#### [Your goal]
Without omitting anything, retype the data that follows.

#### [Data for this task]
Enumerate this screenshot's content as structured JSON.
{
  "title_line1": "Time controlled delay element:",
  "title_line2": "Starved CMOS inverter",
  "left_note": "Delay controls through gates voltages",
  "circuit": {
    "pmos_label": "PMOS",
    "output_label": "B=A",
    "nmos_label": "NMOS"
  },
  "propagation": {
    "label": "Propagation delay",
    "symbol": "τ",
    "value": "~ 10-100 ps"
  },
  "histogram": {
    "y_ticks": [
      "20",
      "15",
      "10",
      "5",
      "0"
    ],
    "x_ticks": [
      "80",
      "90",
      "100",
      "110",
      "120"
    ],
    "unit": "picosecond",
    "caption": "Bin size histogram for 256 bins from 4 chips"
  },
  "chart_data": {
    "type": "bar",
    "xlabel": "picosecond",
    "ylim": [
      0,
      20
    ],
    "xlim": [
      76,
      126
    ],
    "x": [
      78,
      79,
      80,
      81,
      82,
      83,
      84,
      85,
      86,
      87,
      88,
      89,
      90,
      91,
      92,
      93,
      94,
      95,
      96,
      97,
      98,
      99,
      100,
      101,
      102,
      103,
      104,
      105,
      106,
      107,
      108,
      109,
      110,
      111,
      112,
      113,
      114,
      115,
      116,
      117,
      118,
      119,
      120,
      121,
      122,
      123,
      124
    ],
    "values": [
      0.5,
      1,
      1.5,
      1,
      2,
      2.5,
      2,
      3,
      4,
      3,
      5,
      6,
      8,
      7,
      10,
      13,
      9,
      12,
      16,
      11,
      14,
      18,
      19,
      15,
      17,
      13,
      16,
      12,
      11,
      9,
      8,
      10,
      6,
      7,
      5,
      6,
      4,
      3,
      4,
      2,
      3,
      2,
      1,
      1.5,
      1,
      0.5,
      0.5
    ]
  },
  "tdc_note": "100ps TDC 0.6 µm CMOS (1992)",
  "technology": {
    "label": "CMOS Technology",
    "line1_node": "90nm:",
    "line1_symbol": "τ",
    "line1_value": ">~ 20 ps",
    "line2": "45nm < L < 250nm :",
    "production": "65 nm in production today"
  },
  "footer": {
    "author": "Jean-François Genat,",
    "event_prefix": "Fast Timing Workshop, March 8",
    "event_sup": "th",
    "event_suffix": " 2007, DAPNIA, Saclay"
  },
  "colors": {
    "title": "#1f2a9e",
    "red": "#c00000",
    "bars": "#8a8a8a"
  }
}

#### [Response to the exercise]
Enumerate this screenshot's content as structured JSON.
{
  "title_line1": "Time controlled delay element:",
  "title_line2": "Starved CMOS inverter",
  "left_note": "Delay controls through gates voltages",
  "circuit": {
    "pmos_label": "PMOS",
    "output_label": "B=A",
    "nmos_label": "NMOS"
  },
  "propagation": {
    "label": "Propagation delay",
    "symbol": "τ",
    "value": "~ 10-100 ps"
  },
  "histogram": {
    "y_ticks": [
      "20",
      "15",
      "10",
      "5",
      "0"
    ],
    "x_ticks": [
      "80",
      "90",
      "100",
      "110",
      "120"
    ],
    "unit": "picosecond",
    "caption": "Bin size histogram for 256 bins from 4 chips"
  },
  "chart_data": {
    "type": "bar",
    "xlabel": "picosecond",
    "ylim": [
      0,
      20
    ],
    "xlim": [
      76,
      126
    ],
    "x": [
      78,
      79,
      80,
      81,
      82,
      83,
      84,
      85,
      86,
      87,
      88,
      89,
      90,
      91,
      92,
      93,
      94,
      95,
      96,
      97,
      98,
      99,
      100,
      101,
      102,
      103,
      104,
      105,
      106,
      107,
      108,
      109,
      110,
      111,
      112,
      113,
      114,
      115,
      116,
      117,
      118,
      119,
      120,
      121,
      122,
      123,
      124
    ],
    "values": [
      0.5,
      1,
      1.5,
      1,
      2,
      2.5,
      2,
      3,
      4,
      3,
      5,
      6,
      8,
      7,
      10,
      13,
      9,
      12,
      16,
      11,
      14,
      18,
      19,
      15,
      17,
      13,
      16,
      12,
      11,
      9,
      8,
      10,
      6,
      7,
      5,
      6,
      4,
      3,
      4,
      2,
      3,
      2,
      1,
      1.5,
      1,
      0.5,
      0.5
    ]
  },
  "tdc_note": "100ps TDC 0.6 µm CMOS (1992)",
  "technology": {
    "label": "CMOS Technology",
    "line1_node": "90nm:",
    "line1_symbol": "τ",
    "line1_value": ">~ 20 ps",
    "line2": "45nm < L < 250nm :",
    "production": "65 nm in production today"
  },
  "footer": {
    "author": "Jean-François Genat,",
    "event_prefix": "Fast Timing Workshop, March 8",
    "event_sup": "th",
    "event_suffix": " 2007, DAPNIA, Saclay"
  },
  "colors": {
    "title": "#1f2a9e",
    "red": "#c00000",
    "bars": "#8a8a8a"
  }
}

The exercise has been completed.